= Extract =

* Begin *

This conversation makes me wonder if age verification at the system level could be considered an externality for its cost to society as a whole, and the solution be to collect tax from any commercial sale of a desktop OS that doesn't implement a defined open standard. If there is any money raised it could be used for eg. education pieces on harm and harm reduction

Maybe it doesn't work in this case, but I think you both make great points. Just feel like there must be a way of bridging this gap


I think it only affects devices that are sold. So free software, you install yourself won’t meet that theshold.

Well it may end up with some porn-hungry kids compiling their own Unix core build on their own, not a bad even if unintended direction

The state requires things sold to meet a bare minimum of safety. Cars sold require seat belts, movies/games sold require ratings. Devices sold have a meaningful parental controls flow.

Seat belts aren't forced on you - if you want to not use them and face the risk of fines, you can do so. Media ratings systems are informational, you can choose to let your kids watch R rated movies or above. Are they going to let parents have a choice when it comes to parental controls? What about non-parents?

That's my gripe with the age verification systems I've seen, there is no room for parental choice and no consideration for people that are adults and don't have kids using their computer.


If something is illegal for kids to access it is illegal and therefore parental choice is being overriden by the state just like every single other thing that is illegal for kids to do such as smoke cigarettes, do drugs, drive etc.

OS-level is so much better than app-level. App-level means redoing the work for each app and increasing the odds of issues.

I don't think it is overreach since its fairly simple to implement and non obtrusive. We have had multiple decades of failure from tech companies already to prove that they won't act on their own.

If you are putting individual parents up against Meta, Google, etc, the big tech companies easily win. As we have seen already.


> I don't think it is overreach since its fairly simple to implement and non obtrusive

Those two things have absolutely nothing to do with one another. Something being easy to implement is completely unrelated to whether forcing its implementation is overreach.


Which is why s/he mentioned both of them. *This* law is simple to implement *and* it's unobtrusive. It's actually a really good way to solve the problem without creating privacy concerns.

How do you verify someone’s age reliably without identifying them? Unless there’s some standard around zero-knowledge proofs they’re implementing that I’m not aware of, they’re probably going to end up identifying everyone as part of this system, since kids will try and bypass it and parents will demand it be made more robust. Kids will still bypass it no matter what we do.

You don't. The law we're discussing doesn't verify someone's age. Please stop calling it an age verification law, because that's completely disingenuous FUD.

Its the responsibility of legislators to reflect the legislative will of the people.

* End *

= Stored rows =
* Begin *

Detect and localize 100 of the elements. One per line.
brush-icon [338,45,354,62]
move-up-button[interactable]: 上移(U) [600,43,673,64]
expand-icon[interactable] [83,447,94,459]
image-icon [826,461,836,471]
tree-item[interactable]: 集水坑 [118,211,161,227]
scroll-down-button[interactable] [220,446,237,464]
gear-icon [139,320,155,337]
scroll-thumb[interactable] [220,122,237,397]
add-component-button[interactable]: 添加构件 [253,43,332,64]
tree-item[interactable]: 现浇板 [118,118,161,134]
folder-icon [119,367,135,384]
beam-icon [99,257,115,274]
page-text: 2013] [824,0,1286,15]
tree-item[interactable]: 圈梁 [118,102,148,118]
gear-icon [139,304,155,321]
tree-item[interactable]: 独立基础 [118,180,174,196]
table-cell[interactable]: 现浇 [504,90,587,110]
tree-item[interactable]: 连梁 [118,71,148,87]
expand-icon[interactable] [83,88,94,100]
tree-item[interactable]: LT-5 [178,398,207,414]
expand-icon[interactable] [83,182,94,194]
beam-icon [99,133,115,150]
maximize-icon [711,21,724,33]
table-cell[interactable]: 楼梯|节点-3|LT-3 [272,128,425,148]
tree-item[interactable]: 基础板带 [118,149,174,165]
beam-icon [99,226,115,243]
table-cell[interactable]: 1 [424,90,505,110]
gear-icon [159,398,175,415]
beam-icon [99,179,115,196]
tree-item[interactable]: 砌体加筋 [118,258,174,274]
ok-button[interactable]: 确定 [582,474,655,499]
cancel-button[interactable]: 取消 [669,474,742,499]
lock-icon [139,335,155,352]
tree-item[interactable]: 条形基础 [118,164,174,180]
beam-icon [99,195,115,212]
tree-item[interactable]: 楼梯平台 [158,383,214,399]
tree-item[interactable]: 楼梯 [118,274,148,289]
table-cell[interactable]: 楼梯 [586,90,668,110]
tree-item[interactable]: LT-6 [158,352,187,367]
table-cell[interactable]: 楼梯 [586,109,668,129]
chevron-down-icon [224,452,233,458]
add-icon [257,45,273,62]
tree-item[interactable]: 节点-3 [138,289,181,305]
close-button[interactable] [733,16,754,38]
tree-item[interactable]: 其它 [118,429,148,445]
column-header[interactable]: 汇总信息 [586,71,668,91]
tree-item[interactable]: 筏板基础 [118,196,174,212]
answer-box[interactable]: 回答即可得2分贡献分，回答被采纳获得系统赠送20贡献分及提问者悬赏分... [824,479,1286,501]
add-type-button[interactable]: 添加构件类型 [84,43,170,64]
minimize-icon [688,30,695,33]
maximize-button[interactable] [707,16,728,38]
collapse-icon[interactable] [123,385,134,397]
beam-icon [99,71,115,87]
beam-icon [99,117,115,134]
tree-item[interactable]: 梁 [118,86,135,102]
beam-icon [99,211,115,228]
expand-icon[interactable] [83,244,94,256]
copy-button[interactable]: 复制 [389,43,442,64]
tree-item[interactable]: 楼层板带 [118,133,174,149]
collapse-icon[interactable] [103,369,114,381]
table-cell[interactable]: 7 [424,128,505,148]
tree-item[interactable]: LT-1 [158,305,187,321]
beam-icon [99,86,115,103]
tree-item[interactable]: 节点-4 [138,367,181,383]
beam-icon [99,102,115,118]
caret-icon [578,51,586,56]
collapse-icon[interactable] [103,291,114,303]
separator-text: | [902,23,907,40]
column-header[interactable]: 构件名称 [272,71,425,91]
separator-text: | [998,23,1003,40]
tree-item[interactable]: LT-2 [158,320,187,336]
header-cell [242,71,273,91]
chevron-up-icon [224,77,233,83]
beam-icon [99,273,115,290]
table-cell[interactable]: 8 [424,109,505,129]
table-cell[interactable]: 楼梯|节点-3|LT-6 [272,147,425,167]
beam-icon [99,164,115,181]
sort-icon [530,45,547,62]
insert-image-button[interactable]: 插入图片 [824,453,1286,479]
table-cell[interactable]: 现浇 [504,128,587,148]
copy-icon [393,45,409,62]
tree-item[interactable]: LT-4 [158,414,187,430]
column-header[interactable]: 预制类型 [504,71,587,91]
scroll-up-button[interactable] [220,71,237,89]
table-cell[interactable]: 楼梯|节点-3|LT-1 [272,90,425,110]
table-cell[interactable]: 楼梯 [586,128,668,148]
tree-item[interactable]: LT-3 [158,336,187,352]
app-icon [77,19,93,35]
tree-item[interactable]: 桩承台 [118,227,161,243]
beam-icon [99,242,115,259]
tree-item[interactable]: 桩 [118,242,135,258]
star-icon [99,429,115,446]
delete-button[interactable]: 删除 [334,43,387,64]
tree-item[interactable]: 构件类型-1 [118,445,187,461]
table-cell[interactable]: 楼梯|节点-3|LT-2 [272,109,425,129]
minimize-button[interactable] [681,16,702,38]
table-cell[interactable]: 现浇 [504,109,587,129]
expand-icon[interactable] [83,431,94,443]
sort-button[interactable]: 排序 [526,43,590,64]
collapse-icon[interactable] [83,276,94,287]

* End *

= Aim =
Answer from the age-verification discussion above:
1. What does the first comment suggest any money raised by the proposed tax could be used for?
2. What does the seat belt comment say you can do if you want to not use seat belts?
3. Why does one comment say app-level is worse than OS-level?

= Expected answer =
1. Education pieces on harm and harm reduction.
2. You can choose not to use them and face the risk of fines.
3. App-level means redoing the work for each app and increasing the odds of issues.